(Exercise): Scan the data for "type" and copy the lines it appears in.

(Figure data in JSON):
* start *

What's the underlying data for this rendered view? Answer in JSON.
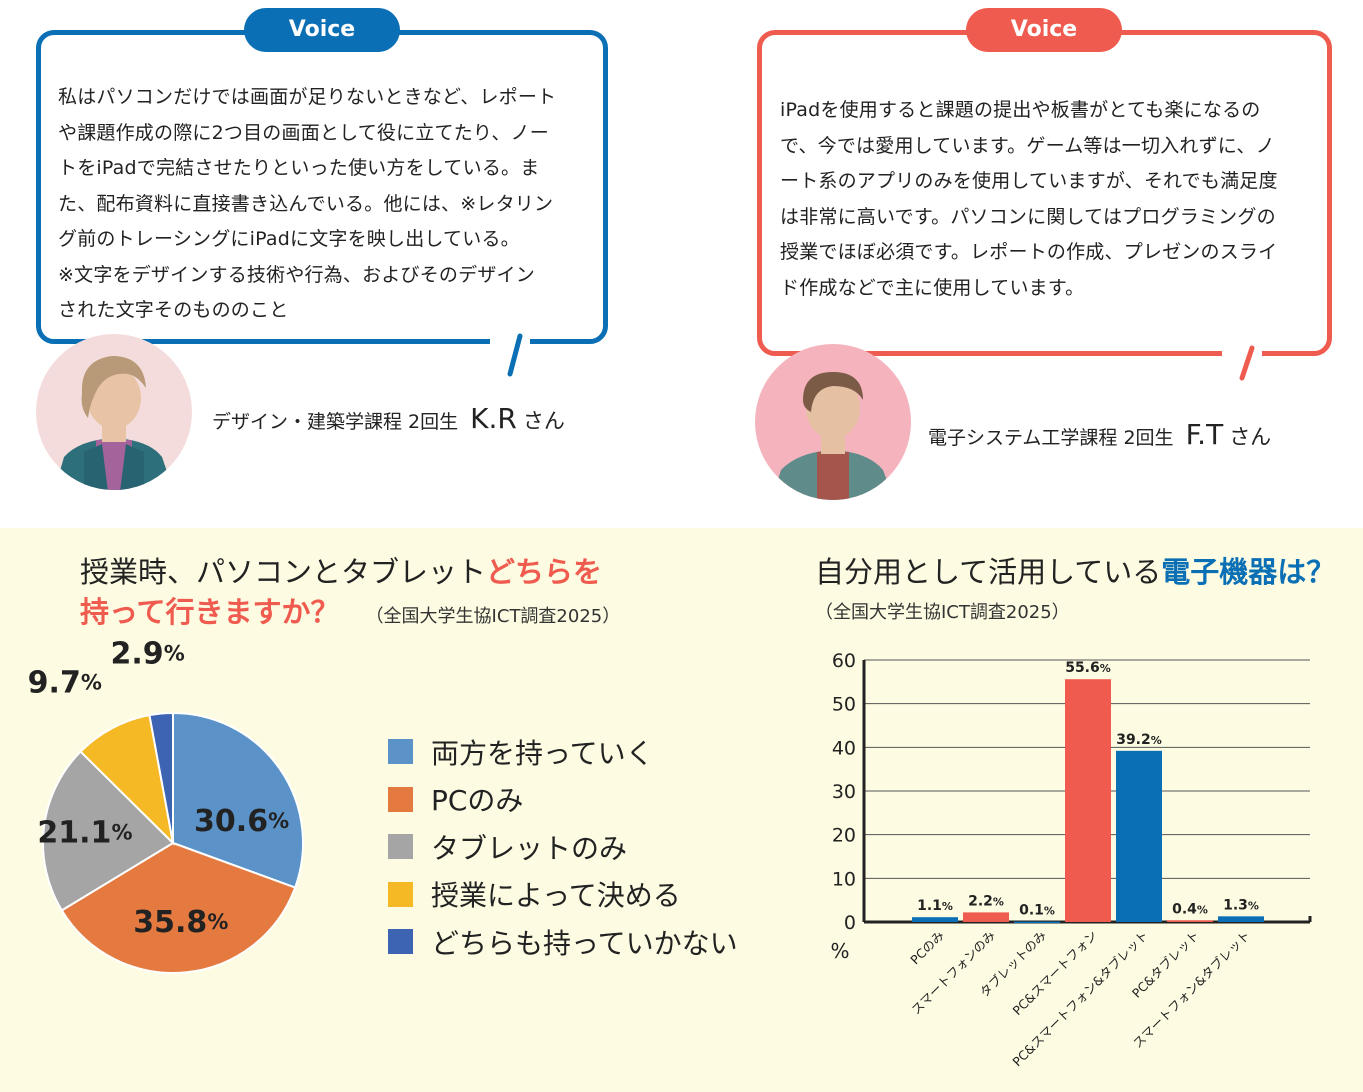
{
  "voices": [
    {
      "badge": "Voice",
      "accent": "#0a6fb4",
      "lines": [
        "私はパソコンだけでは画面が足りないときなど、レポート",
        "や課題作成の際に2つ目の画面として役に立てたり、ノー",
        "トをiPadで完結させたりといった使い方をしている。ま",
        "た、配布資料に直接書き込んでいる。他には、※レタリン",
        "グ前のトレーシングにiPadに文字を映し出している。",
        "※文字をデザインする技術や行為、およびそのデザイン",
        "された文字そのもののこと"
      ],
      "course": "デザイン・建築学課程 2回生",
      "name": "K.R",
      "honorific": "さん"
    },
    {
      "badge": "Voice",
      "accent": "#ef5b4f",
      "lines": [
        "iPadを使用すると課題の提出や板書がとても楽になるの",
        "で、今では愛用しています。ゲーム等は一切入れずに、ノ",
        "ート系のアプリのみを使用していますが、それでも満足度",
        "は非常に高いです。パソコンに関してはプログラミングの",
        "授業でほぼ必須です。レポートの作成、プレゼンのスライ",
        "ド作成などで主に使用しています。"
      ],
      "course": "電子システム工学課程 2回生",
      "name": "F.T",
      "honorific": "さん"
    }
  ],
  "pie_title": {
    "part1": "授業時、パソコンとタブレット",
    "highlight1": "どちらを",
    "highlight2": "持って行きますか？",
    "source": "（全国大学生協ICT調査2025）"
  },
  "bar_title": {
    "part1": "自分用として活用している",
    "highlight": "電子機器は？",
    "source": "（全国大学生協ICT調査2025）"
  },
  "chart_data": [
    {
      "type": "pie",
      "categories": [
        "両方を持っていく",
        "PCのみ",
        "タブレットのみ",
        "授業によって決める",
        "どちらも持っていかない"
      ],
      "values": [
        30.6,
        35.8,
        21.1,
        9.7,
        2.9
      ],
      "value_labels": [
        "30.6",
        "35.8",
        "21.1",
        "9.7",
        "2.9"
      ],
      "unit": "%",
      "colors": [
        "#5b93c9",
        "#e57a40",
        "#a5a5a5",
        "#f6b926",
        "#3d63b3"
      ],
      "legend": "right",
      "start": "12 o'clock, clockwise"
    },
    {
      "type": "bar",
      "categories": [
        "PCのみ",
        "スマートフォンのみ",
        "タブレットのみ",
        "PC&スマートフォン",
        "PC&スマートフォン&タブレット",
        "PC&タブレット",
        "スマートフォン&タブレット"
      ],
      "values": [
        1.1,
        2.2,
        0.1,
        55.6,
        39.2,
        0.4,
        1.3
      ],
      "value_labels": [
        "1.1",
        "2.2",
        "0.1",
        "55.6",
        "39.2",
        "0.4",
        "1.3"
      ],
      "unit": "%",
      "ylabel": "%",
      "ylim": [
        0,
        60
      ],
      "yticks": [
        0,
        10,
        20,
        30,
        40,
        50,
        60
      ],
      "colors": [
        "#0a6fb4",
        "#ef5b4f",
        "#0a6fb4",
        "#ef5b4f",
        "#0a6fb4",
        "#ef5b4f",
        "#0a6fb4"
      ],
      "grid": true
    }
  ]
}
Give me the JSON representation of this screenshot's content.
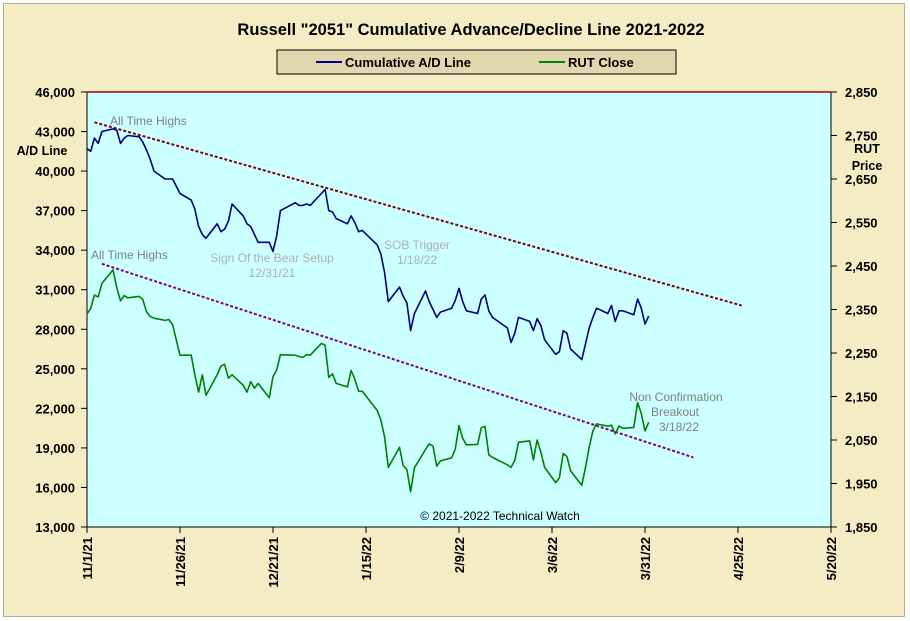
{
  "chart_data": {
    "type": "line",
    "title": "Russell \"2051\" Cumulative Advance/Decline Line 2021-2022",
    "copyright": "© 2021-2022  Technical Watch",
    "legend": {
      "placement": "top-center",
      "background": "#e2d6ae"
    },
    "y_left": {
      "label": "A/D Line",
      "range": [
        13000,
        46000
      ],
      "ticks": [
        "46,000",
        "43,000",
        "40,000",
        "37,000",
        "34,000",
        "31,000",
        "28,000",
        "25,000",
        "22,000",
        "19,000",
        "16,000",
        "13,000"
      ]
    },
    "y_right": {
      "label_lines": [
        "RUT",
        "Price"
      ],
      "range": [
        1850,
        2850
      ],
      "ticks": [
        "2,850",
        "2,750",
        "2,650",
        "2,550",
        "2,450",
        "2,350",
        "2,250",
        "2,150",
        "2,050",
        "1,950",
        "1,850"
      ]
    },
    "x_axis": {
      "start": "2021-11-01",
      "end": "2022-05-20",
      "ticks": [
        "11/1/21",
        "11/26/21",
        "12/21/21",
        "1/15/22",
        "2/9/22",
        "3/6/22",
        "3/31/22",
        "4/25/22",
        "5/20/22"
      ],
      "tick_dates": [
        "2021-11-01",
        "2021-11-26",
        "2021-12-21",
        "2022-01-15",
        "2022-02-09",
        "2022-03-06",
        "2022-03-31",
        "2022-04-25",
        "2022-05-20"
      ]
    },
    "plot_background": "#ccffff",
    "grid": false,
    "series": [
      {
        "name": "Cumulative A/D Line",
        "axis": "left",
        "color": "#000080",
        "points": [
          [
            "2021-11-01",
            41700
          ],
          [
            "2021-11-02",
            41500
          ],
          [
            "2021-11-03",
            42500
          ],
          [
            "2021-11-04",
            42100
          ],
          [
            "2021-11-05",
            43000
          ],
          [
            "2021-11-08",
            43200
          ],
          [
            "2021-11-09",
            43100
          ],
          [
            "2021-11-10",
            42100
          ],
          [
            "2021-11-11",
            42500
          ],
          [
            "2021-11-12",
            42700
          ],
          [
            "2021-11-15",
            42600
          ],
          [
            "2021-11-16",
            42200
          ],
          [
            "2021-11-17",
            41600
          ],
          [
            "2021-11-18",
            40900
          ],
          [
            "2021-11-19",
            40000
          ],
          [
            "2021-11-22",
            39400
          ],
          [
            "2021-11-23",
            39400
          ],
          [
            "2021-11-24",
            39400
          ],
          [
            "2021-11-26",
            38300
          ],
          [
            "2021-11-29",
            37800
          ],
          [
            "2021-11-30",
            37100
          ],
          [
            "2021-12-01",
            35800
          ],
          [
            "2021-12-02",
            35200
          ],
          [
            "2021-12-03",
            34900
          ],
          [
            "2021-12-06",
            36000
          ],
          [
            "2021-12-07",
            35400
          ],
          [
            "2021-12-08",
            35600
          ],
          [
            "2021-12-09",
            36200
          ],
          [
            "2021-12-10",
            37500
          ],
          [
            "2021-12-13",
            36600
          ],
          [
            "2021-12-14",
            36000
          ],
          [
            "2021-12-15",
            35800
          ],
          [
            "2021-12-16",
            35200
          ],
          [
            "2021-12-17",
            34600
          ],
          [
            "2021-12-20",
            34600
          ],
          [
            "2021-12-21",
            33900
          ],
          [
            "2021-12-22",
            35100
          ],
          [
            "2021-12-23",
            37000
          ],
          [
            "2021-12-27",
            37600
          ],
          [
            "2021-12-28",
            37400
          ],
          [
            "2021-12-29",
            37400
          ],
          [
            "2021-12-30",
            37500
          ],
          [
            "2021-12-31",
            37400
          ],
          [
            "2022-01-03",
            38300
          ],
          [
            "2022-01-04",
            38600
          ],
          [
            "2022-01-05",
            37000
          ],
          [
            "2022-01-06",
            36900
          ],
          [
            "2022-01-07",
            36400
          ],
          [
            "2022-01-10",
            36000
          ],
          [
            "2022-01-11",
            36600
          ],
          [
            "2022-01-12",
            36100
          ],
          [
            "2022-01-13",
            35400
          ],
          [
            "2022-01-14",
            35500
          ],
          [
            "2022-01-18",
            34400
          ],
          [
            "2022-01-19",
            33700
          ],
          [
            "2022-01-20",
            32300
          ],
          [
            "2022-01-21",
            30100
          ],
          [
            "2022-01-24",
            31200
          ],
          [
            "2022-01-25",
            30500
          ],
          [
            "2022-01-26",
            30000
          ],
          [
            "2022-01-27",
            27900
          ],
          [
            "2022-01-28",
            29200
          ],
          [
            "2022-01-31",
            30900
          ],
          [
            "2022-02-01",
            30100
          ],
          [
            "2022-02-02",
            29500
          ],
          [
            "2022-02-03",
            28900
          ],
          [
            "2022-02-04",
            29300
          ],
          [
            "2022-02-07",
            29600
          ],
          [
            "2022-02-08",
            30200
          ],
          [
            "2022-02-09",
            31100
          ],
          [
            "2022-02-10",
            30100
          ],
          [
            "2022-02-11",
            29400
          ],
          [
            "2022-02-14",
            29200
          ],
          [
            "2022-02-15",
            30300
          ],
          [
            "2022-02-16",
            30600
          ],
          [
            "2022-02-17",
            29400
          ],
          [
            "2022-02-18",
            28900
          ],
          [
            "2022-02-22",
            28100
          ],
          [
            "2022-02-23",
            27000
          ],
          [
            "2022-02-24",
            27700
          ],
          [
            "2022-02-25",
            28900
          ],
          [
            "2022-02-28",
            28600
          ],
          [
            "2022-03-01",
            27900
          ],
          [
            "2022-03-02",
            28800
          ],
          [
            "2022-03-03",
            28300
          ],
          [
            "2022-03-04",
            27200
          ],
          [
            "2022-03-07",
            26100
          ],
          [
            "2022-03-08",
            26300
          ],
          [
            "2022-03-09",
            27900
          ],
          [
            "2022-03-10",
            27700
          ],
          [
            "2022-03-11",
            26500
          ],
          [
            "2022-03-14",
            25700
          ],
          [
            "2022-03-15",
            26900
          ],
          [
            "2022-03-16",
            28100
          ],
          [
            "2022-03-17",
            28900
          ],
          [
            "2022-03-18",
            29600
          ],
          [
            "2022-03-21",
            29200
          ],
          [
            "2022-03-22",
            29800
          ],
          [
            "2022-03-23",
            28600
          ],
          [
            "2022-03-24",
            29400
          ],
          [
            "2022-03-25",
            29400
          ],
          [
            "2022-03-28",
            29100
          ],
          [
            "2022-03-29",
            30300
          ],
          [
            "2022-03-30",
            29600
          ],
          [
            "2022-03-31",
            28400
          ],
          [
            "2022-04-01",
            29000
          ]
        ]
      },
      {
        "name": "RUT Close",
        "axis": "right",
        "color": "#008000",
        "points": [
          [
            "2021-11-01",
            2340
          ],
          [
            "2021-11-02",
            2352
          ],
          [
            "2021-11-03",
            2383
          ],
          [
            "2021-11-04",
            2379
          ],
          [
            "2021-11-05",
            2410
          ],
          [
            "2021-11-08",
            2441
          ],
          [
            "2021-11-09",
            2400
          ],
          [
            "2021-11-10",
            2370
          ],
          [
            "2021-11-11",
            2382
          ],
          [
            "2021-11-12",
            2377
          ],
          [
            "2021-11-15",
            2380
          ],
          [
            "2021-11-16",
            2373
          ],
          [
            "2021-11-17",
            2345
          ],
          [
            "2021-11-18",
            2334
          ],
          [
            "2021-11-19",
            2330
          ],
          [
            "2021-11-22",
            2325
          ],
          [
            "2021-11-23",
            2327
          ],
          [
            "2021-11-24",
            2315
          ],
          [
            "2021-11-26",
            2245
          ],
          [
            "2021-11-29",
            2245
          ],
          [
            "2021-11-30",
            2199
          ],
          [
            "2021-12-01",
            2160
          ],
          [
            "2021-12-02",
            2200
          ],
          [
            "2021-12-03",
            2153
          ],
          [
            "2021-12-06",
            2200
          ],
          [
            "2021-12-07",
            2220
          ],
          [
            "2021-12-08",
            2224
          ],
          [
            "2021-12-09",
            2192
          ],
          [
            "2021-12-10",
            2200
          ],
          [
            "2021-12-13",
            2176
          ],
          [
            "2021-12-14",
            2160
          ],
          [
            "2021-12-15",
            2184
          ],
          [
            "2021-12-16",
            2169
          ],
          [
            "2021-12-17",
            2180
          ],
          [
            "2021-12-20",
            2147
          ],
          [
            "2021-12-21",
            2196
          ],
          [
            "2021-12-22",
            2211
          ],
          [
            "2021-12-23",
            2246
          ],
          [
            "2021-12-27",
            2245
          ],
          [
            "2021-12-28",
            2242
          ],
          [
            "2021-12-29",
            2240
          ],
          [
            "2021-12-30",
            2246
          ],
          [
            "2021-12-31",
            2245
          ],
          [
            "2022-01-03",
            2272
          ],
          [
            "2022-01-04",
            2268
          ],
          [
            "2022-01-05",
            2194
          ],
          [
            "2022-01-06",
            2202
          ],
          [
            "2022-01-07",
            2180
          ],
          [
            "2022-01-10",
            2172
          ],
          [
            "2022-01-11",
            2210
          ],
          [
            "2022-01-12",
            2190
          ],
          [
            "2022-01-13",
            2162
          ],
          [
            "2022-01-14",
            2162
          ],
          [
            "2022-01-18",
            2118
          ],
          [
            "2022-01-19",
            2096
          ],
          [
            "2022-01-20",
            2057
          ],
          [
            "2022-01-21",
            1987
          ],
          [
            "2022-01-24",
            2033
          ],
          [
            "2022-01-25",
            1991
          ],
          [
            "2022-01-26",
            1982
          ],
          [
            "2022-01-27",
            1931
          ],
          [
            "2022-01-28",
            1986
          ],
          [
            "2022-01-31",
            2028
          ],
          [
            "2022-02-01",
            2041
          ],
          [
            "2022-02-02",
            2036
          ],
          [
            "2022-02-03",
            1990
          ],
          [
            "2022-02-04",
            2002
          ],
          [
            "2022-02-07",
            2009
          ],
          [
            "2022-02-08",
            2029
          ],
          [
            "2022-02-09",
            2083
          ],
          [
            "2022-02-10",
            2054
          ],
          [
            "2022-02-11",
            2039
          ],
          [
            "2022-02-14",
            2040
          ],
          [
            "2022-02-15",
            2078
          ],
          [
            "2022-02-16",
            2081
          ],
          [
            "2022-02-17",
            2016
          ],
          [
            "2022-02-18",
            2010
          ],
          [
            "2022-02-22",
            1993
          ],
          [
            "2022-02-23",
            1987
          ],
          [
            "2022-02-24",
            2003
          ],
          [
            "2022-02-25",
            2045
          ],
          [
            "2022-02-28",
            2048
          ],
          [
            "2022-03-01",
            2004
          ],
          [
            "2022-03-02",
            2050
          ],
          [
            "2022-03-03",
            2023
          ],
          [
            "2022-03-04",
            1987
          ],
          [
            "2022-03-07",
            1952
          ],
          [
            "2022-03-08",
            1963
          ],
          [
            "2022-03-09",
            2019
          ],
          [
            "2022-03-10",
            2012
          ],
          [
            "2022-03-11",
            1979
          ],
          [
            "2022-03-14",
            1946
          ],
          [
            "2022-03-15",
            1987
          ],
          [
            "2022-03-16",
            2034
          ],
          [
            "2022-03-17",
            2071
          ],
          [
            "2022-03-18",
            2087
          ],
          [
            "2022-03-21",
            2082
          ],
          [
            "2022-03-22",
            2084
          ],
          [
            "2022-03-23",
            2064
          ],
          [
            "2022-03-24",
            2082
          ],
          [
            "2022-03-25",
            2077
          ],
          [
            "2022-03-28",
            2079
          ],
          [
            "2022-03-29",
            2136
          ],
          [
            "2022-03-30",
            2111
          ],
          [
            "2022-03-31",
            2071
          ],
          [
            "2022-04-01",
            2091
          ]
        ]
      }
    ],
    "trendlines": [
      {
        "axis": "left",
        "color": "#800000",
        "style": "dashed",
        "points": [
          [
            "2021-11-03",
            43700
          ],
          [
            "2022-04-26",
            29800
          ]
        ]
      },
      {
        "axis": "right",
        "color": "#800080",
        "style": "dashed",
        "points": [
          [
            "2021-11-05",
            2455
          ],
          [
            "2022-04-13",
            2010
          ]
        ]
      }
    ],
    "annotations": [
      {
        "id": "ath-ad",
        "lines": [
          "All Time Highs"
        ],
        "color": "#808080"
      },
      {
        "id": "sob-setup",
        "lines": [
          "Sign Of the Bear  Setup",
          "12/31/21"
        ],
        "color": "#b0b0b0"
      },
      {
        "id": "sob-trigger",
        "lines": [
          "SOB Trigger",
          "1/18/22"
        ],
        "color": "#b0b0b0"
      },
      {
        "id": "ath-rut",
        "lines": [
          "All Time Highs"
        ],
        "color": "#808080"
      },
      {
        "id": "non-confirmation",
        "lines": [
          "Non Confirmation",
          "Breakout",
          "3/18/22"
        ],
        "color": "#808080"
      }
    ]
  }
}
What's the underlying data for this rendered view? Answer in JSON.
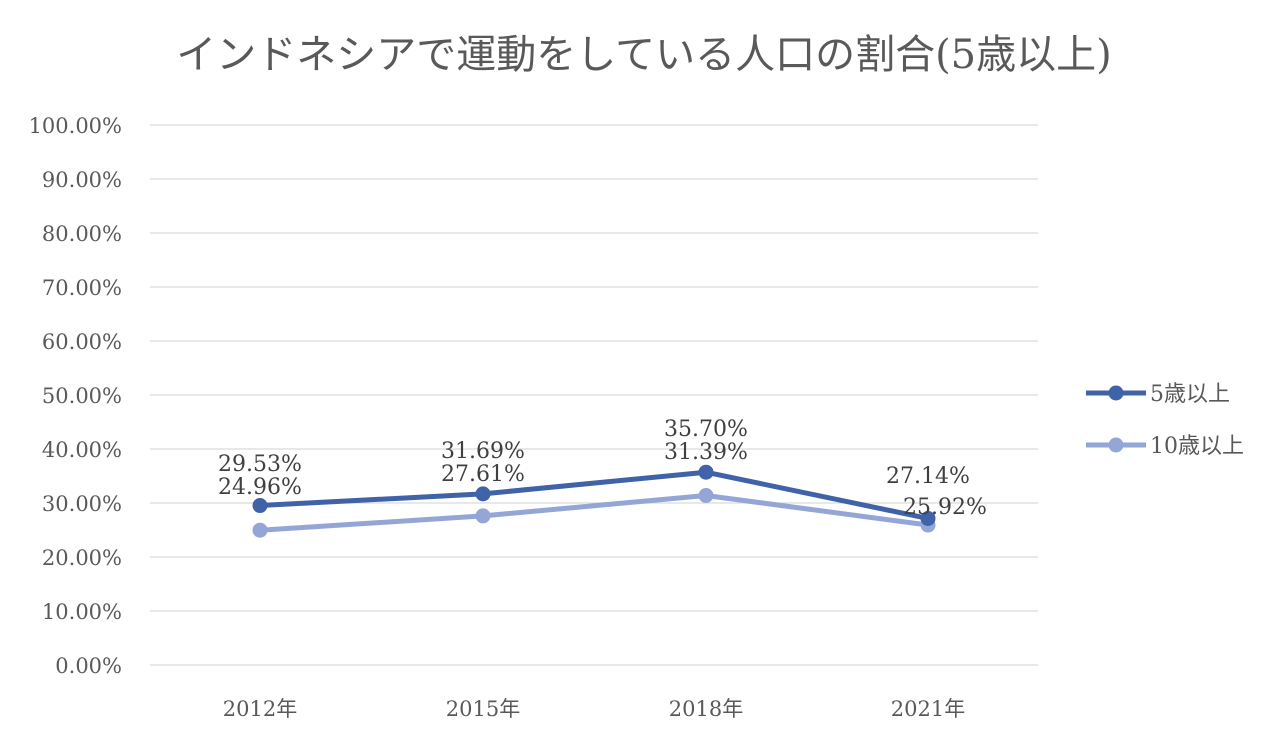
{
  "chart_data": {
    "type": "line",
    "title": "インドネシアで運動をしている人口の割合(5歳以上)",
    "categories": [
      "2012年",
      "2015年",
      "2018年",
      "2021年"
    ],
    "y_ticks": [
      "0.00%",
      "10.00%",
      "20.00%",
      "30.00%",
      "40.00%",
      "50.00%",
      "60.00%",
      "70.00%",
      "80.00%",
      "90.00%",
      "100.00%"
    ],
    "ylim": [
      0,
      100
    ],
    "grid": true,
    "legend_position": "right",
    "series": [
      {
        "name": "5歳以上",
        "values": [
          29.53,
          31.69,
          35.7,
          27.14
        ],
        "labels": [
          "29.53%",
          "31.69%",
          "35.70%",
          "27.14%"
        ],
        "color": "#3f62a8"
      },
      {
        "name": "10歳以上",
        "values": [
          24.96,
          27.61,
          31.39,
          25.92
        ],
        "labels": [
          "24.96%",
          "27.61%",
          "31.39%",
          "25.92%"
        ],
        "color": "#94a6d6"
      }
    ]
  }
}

* end *

(Finished answer):
      "type": "pie",
      "type": "bar",
    "type": "line",
    "type": "line",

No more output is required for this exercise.